▶ [ENTRIES]:
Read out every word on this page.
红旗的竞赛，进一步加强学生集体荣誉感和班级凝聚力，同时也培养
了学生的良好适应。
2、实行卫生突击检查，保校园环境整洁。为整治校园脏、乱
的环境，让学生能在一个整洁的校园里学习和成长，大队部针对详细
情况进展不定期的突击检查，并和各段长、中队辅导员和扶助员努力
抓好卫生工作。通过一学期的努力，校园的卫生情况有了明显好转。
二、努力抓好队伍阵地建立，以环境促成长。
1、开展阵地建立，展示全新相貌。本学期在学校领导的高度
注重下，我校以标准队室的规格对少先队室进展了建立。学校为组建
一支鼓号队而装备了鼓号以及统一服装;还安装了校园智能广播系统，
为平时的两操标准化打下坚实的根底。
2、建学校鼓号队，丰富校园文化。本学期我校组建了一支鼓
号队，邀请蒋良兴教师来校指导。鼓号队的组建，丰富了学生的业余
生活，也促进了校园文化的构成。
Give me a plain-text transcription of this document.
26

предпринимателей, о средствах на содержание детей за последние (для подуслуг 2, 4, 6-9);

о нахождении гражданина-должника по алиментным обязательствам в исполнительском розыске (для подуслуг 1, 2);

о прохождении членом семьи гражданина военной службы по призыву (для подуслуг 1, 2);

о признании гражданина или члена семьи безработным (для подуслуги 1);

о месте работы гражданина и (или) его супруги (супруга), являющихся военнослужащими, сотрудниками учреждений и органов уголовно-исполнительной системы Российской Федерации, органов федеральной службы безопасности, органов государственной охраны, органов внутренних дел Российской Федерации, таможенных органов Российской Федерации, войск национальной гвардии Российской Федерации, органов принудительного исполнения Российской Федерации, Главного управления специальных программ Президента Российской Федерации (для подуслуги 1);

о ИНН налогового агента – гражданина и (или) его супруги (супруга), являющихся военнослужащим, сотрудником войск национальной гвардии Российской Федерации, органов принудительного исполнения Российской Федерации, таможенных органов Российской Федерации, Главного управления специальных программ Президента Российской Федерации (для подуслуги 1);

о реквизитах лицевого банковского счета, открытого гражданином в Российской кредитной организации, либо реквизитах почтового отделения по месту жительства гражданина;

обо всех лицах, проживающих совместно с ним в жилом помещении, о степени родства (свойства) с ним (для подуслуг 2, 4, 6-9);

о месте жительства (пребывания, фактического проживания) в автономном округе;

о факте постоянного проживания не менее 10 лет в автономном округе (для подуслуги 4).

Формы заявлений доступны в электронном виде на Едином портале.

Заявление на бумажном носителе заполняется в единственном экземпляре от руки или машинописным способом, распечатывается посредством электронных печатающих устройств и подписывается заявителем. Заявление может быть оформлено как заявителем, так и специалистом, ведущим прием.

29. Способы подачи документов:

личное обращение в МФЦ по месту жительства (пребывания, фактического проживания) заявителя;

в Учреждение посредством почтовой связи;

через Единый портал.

▶ [WHAT YOU ARE ASKED TO DO]:
Read the entries and pick out all lines that include the word "округе".

▶ [RESPONSE]:
о месте жительства (пребывания, фактического проживания) в автономном округе;
о факте постоянного проживания не менее 10 лет в автономном округе (для подуслуги 4).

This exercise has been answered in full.